* [Do this] Work out how many lines of the records contain "start". Answer with the number and nothing else.

==== Data for this exercise ====

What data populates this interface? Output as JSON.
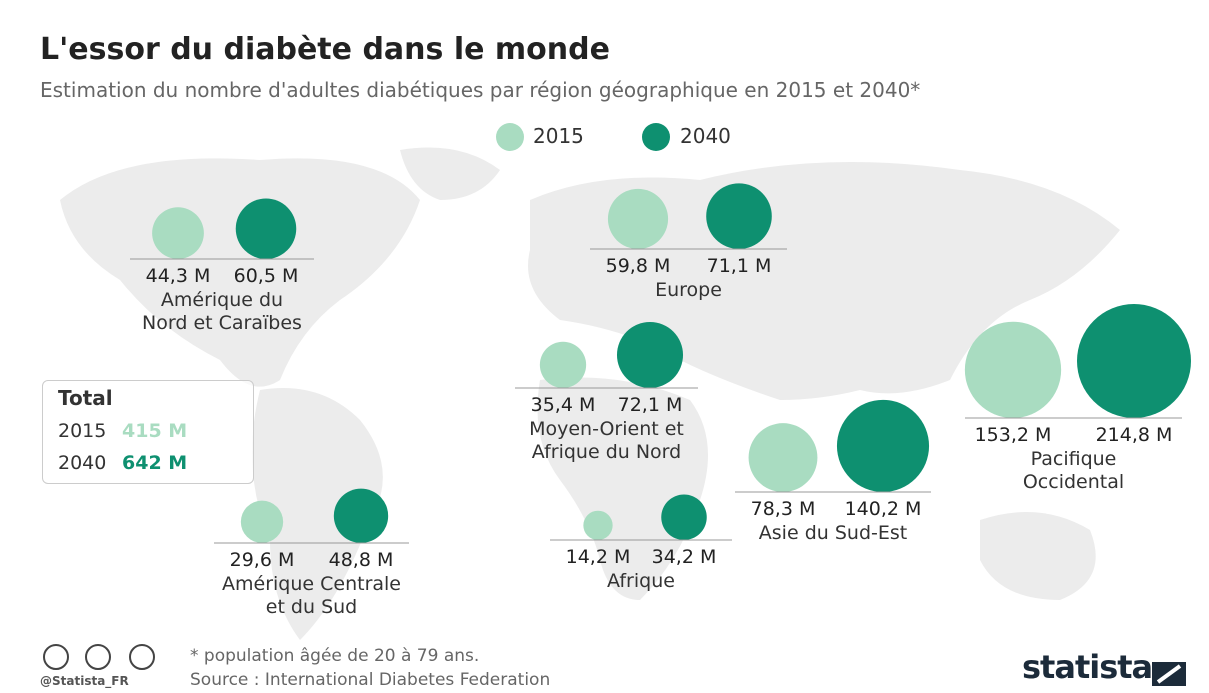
{
  "chart_data": {
    "type": "bubble",
    "title": "L'essor du diabète dans le monde",
    "subtitle": "Estimation du nombre d'adultes diabétiques par région géographique en 2015 et 2040*",
    "categories": [
      "Amérique du\nNord et Caraïbes",
      "Europe",
      "Moyen-Orient et\nAfrique du Nord",
      "Afrique",
      "Amérique Centrale\net du Sud",
      "Asie du Sud-Est",
      "Pacifique\nOccidental"
    ],
    "series": [
      {
        "name": "2015",
        "color": "#a9dcc1",
        "values": [
          44.3,
          59.8,
          35.4,
          14.2,
          29.6,
          78.3,
          153.2
        ],
        "value_labels": [
          "44,3 M",
          "59,8 M",
          "35,4 M",
          "14,2 M",
          "29,6 M",
          "78,3 M",
          "153,2 M"
        ]
      },
      {
        "name": "2040",
        "color": "#0e9070",
        "values": [
          60.5,
          71.1,
          72.1,
          34.2,
          48.8,
          140.2,
          214.8
        ],
        "value_labels": [
          "60,5 M",
          "71,1 M",
          "72,1 M",
          "34,2 M",
          "48,8 M",
          "140,2 M",
          "214,8 M"
        ]
      }
    ],
    "totals": {
      "label": "Total",
      "years": [
        "2015",
        "2040"
      ],
      "values": [
        415,
        642
      ],
      "value_labels": [
        "415 M",
        "642 M"
      ]
    },
    "footnote": "* population âgée de 20 à 79 ans.",
    "source": "Source : International Diabetes Federation",
    "handle": "@Statista_FR",
    "brand": "statista"
  }
}
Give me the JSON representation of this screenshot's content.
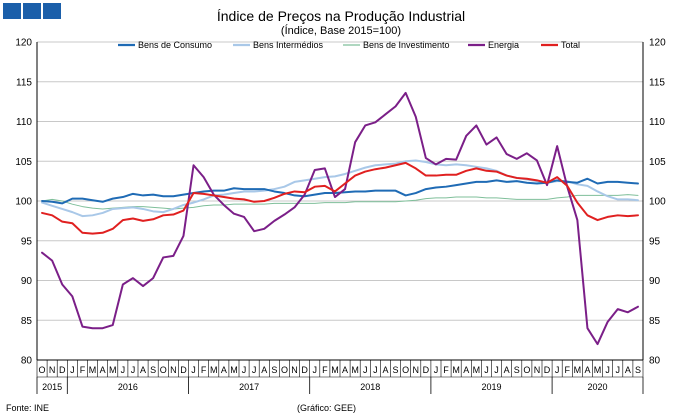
{
  "header": {
    "boxes_color": "#1b5faa"
  },
  "footer": {
    "source": "Fonte: INE",
    "credit": "(Gráfico: GEE)"
  },
  "chart_data": {
    "type": "line",
    "title": "Índice de Preços na Produção Industrial",
    "subtitle": "(Índice, Base 2015=100)",
    "ylim": [
      80,
      120
    ],
    "yticks": [
      "80",
      "85",
      "90",
      "95",
      "100",
      "105",
      "110",
      "115",
      "120"
    ],
    "grid": "horizontal",
    "legend_position": "top",
    "x_month_labels": [
      "O",
      "N",
      "D",
      "J",
      "F",
      "M",
      "A",
      "M",
      "J",
      "J",
      "A",
      "S",
      "O",
      "N",
      "D",
      "J",
      "F",
      "M",
      "A",
      "M",
      "J",
      "J",
      "A",
      "S",
      "O",
      "N",
      "D",
      "J",
      "F",
      "M",
      "A",
      "M",
      "J",
      "J",
      "A",
      "S",
      "O",
      "N",
      "D",
      "J",
      "F",
      "M",
      "A",
      "M",
      "J",
      "J",
      "A",
      "S",
      "O",
      "N",
      "D",
      "J",
      "F",
      "M",
      "A",
      "M",
      "J",
      "J",
      "A",
      "S"
    ],
    "years": [
      {
        "label": "2015",
        "start": 0,
        "end": 2
      },
      {
        "label": "2016",
        "start": 3,
        "end": 14
      },
      {
        "label": "2017",
        "start": 15,
        "end": 26
      },
      {
        "label": "2018",
        "start": 27,
        "end": 38
      },
      {
        "label": "2019",
        "start": 39,
        "end": 50
      },
      {
        "label": "2020",
        "start": 51,
        "end": 59
      }
    ],
    "series": [
      {
        "name": "Bens de Consumo",
        "color": "#1f6bb5",
        "values": [
          100.0,
          99.9,
          99.7,
          100.3,
          100.3,
          100.1,
          99.9,
          100.3,
          100.5,
          100.9,
          100.7,
          100.8,
          100.6,
          100.6,
          100.8,
          101.0,
          101.2,
          101.3,
          101.3,
          101.6,
          101.5,
          101.5,
          101.5,
          101.2,
          101.0,
          100.7,
          100.6,
          100.8,
          101.0,
          101.0,
          101.1,
          101.2,
          101.2,
          101.3,
          101.3,
          101.3,
          100.7,
          101.0,
          101.5,
          101.7,
          101.8,
          102.0,
          102.2,
          102.4,
          102.4,
          102.6,
          102.4,
          102.5,
          102.3,
          102.2,
          102.3,
          102.6,
          102.4,
          102.3,
          102.8,
          102.2,
          102.4,
          102.4,
          102.3,
          102.2
        ]
      },
      {
        "name": "Bens Intermédios",
        "color": "#a9c8e8",
        "values": [
          99.8,
          99.4,
          99.0,
          98.6,
          98.1,
          98.2,
          98.5,
          99.0,
          99.1,
          99.2,
          99.0,
          98.7,
          98.6,
          99.0,
          99.5,
          99.8,
          100.2,
          100.7,
          100.8,
          101.0,
          101.2,
          101.2,
          101.3,
          101.5,
          101.8,
          102.4,
          102.6,
          102.8,
          103.0,
          103.1,
          103.4,
          103.8,
          104.2,
          104.5,
          104.6,
          104.7,
          105.0,
          105.1,
          104.9,
          104.6,
          104.5,
          104.6,
          104.5,
          104.3,
          104.1,
          103.8,
          103.2,
          102.9,
          102.7,
          102.5,
          102.3,
          102.5,
          102.5,
          102.1,
          101.9,
          101.2,
          100.6,
          100.2,
          100.2,
          100.1
        ]
      },
      {
        "name": "Bens de Investimento",
        "color": "#7fbf9a",
        "values": [
          100.0,
          100.2,
          100.0,
          99.6,
          99.3,
          99.1,
          99.0,
          99.1,
          99.2,
          99.3,
          99.3,
          99.2,
          99.1,
          99.0,
          99.1,
          99.2,
          99.4,
          99.5,
          99.5,
          99.6,
          99.6,
          99.6,
          99.6,
          99.7,
          99.7,
          99.7,
          99.7,
          99.7,
          99.8,
          99.8,
          99.8,
          99.9,
          99.9,
          99.9,
          99.9,
          99.9,
          100.0,
          100.1,
          100.3,
          100.4,
          100.4,
          100.5,
          100.5,
          100.5,
          100.4,
          100.4,
          100.3,
          100.2,
          100.2,
          100.2,
          100.2,
          100.4,
          100.5,
          100.7,
          100.7,
          100.7,
          100.7,
          100.7,
          100.8,
          100.7
        ]
      },
      {
        "name": "Energia",
        "color": "#7b1f88",
        "values": [
          93.5,
          92.5,
          89.5,
          88.0,
          84.2,
          84.0,
          84.0,
          84.4,
          89.5,
          90.3,
          89.3,
          90.3,
          92.9,
          93.1,
          95.6,
          104.5,
          103.0,
          100.8,
          99.5,
          98.4,
          98.0,
          96.2,
          96.5,
          97.5,
          98.3,
          99.2,
          100.8,
          103.9,
          104.1,
          100.5,
          101.5,
          107.4,
          109.5,
          109.9,
          110.9,
          111.9,
          113.6,
          110.6,
          105.4,
          104.6,
          105.3,
          105.2,
          108.2,
          109.5,
          107.1,
          108.0,
          105.9,
          105.3,
          106.0,
          105.1,
          102.0,
          106.9,
          101.8,
          97.6,
          84.0,
          82.0,
          84.8,
          86.4,
          86.0,
          86.7
        ]
      },
      {
        "name": "Total",
        "color": "#e02020",
        "values": [
          98.5,
          98.2,
          97.4,
          97.2,
          96.0,
          95.9,
          96.0,
          96.5,
          97.6,
          97.8,
          97.5,
          97.7,
          98.2,
          98.3,
          98.8,
          101.0,
          100.9,
          100.7,
          100.5,
          100.3,
          100.2,
          99.9,
          100.0,
          100.4,
          100.9,
          101.2,
          101.1,
          101.8,
          101.9,
          101.2,
          102.2,
          103.2,
          103.7,
          104.0,
          104.2,
          104.5,
          104.8,
          104.1,
          103.2,
          103.2,
          103.3,
          103.3,
          103.8,
          104.1,
          103.8,
          103.7,
          103.2,
          102.9,
          102.8,
          102.6,
          102.3,
          103.0,
          101.9,
          99.8,
          98.2,
          97.6,
          98.0,
          98.2,
          98.1,
          98.2
        ]
      }
    ]
  }
}
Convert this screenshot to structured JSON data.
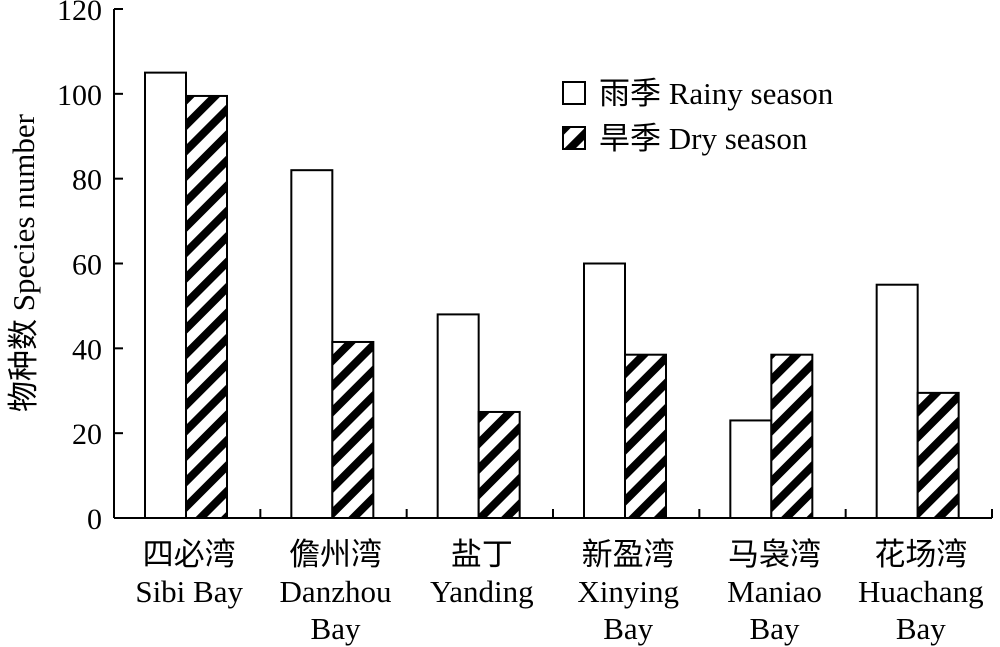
{
  "chart_data": {
    "type": "bar",
    "ylabel": "物种数 Species number",
    "ylim": [
      0,
      120
    ],
    "yticks": [
      0,
      20,
      40,
      60,
      80,
      100,
      120
    ],
    "categories": [
      [
        "四必湾",
        "Sibi Bay"
      ],
      [
        "儋州湾",
        "Danzhou",
        "Bay"
      ],
      [
        "盐丁",
        "Yanding"
      ],
      [
        "新盈湾",
        "Xinying",
        "Bay"
      ],
      [
        "马袅湾",
        "Maniao",
        "Bay"
      ],
      [
        "花场湾",
        "Huachang",
        "Bay"
      ]
    ],
    "series": [
      {
        "name": "雨季 Rainy season",
        "values": [
          105,
          82,
          48,
          60,
          23,
          55
        ],
        "pattern": "none"
      },
      {
        "name": "旱季 Dry season",
        "values": [
          99.5,
          41.5,
          25,
          38.5,
          38.5,
          29.5
        ],
        "pattern": "diagonal-hatch"
      }
    ],
    "legend_position": "top-right",
    "grid": false,
    "colors": {
      "axis": "#000000",
      "bar_fill": "#ffffff",
      "hatch": "#000000"
    }
  }
}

====

* [Response to this exercise] 6